Kind of interesting this one, because while there has been a lot of speculation about the price on the run up, there has been far fewer complaints. It will be highlighted that it is 'sans keyboard' but I think the price more of less falls in line with ultrabooks and with the innards, this should support that.
'Touch keyboard cover.'
One of the most interesting things about the RT, people have now probably got used to these keyboards, but will cite that there can be a steep learning curve. The fact that some of these covers have suffered breakage, tearing and cracking will almost certainly be the most common comment on this topic. Also the price will be mentioned. Notice the quandary between price yet?
'Only 64gb / 128gb.'
Mitigated somewhat by its SD card abilities I'm sure there will still be discussion on this, especially taking in the size of the OS and any programs that you may want to use with it. This will be the part that most people will feel limits the device.
CES has certainly opened its doors to a whole slew of Windows 8 devices (about time) and it will be interesting to see what comes of it, it's also looking hopeful as OEMs try to reduce the cost of full Windows 8 tablets. That will be a very interesting race. Anyway, currently there are probably better tablets than the pro out there, and probably better ultrabooks, and inescapably the pro will be best in class... all in its own class, but then again as a portable PC in this post-pc era - I think it will excel and for those who have the right set of needs - this device will be a boon like no other.

- **Stated task A**:
Reproduce the records verbatim, beginning with their first line and continuing through the line that contains "video-heading: SITUASI bbox=[51, 326, 88, 336]", with both ends included.

- **Record extracts**:
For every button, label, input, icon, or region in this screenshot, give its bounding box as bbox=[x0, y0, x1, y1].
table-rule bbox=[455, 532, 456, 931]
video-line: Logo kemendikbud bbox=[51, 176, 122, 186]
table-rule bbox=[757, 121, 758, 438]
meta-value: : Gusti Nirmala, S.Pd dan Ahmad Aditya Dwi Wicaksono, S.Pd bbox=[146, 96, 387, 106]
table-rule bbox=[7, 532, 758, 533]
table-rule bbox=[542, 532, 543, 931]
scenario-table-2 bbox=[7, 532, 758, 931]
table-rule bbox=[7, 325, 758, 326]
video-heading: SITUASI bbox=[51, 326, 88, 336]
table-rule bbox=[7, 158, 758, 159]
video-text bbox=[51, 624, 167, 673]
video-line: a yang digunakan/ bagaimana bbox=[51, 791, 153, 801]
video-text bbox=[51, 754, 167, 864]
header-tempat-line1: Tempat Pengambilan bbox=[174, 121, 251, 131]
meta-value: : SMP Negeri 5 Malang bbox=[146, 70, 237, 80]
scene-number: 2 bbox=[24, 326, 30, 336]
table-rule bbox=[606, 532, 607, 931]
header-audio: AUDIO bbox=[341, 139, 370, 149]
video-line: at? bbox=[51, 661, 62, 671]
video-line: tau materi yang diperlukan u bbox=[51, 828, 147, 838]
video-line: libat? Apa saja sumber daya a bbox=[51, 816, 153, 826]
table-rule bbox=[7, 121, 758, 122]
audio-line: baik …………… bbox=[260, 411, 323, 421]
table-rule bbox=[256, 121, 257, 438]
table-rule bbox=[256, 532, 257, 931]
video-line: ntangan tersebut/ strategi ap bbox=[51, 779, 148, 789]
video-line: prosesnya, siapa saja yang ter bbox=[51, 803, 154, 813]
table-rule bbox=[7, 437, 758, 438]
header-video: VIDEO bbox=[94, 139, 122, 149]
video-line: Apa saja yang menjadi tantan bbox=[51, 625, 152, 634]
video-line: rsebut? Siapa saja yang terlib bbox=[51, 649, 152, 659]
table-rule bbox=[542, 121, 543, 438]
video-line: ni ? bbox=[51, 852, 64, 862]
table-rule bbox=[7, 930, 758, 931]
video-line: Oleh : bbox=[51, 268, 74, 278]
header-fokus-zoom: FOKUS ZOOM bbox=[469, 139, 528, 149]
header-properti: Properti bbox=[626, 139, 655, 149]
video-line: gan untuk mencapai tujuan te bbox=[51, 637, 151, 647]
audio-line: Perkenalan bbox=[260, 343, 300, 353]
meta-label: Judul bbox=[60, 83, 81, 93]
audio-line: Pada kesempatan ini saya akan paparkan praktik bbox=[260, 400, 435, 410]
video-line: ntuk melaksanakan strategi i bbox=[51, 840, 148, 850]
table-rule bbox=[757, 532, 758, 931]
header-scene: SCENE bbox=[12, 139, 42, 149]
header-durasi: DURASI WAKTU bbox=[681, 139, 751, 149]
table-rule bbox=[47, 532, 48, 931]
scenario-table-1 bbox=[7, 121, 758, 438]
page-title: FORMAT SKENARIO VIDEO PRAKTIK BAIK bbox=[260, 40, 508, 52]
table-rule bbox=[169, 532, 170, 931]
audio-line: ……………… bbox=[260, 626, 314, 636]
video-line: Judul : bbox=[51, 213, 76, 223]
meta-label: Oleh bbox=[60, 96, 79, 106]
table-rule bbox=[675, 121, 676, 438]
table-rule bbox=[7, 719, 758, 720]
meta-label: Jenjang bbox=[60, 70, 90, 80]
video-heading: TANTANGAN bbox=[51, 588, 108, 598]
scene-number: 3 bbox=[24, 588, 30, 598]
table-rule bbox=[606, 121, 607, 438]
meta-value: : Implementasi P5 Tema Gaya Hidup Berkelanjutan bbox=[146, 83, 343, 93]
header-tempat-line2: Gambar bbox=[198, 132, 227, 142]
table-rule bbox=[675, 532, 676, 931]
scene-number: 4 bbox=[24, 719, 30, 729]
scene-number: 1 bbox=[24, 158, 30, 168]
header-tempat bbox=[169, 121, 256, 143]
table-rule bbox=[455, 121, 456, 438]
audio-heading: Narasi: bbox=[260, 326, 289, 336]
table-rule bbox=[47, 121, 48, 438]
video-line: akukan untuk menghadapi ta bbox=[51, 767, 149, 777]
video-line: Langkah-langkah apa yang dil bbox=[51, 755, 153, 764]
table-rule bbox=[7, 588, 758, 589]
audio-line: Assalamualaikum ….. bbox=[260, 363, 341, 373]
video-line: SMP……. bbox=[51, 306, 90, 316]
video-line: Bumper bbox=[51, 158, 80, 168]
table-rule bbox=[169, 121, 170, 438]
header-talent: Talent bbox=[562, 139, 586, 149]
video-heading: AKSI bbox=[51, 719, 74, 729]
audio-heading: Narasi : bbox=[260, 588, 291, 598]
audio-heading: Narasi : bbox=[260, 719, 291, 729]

- **Stated task B**:
Copy out the entire passage on the Windows 8 tablet verbatim.

- **Complete answer A**:
For every button, label, input, icon, or region in this screenshot, give its bounding box as bbox=[x0, y0, x1, y1].
table-rule bbox=[455, 532, 456, 931]
video-line: Logo kemendikbud bbox=[51, 176, 122, 186]
table-rule bbox=[757, 121, 758, 438]
meta-value: : Gusti Nirmala, S.Pd dan Ahmad Aditya Dwi Wicaksono, S.Pd bbox=[146, 96, 387, 106]
table-rule bbox=[7, 532, 758, 533]
table-rule bbox=[542, 532, 543, 931]
scenario-table-2 bbox=[7, 532, 758, 931]
table-rule bbox=[7, 325, 758, 326]
video-heading: SITUASI bbox=[51, 326, 88, 336]

- **Complete answer B**:
Kind of interesting this one, because while there has been a lot of speculation about the price on the run up, there has been far fewer complaints. It will be highlighted that it is 'sans keyboard' but I think the price more of less falls in line with ultrabooks and with the innards, this should support that.
'Touch keyboard cover.'
One of the most interesting things about the RT, people have now probably got used to these keyboards, but will cite that there can be a steep learning curve. The fact that some of these covers have suffered breakage, tearing and cracking will almost certainly be the most common comment on this topic. Also the price will be mentioned. Notice the quandary between price yet?
'Only 64gb / 128gb.'
Mitigated somewhat by its SD card abilities I'm sure there will still be discussion on this, especially taking in the size of the OS and any programs that you may want to use with it. This will be the part that most people will feel limits the device.
CES has certainly opened its doors to a whole slew of Windows 8 devices (about time) and it will be interesting to see what comes of it, it's also looking hopeful as OEMs try to reduce the cost of full Windows 8 tablets. That will be a very interesting race. Anyway, currently there are probably better tablets than the pro out there, and probably better ultrabooks, and inescapably the pro will be best in class... all in its own class, but then again as a portable PC in this post-pc era - I think it will excel and for those who have the right set of needs - this device will be a boon like no other.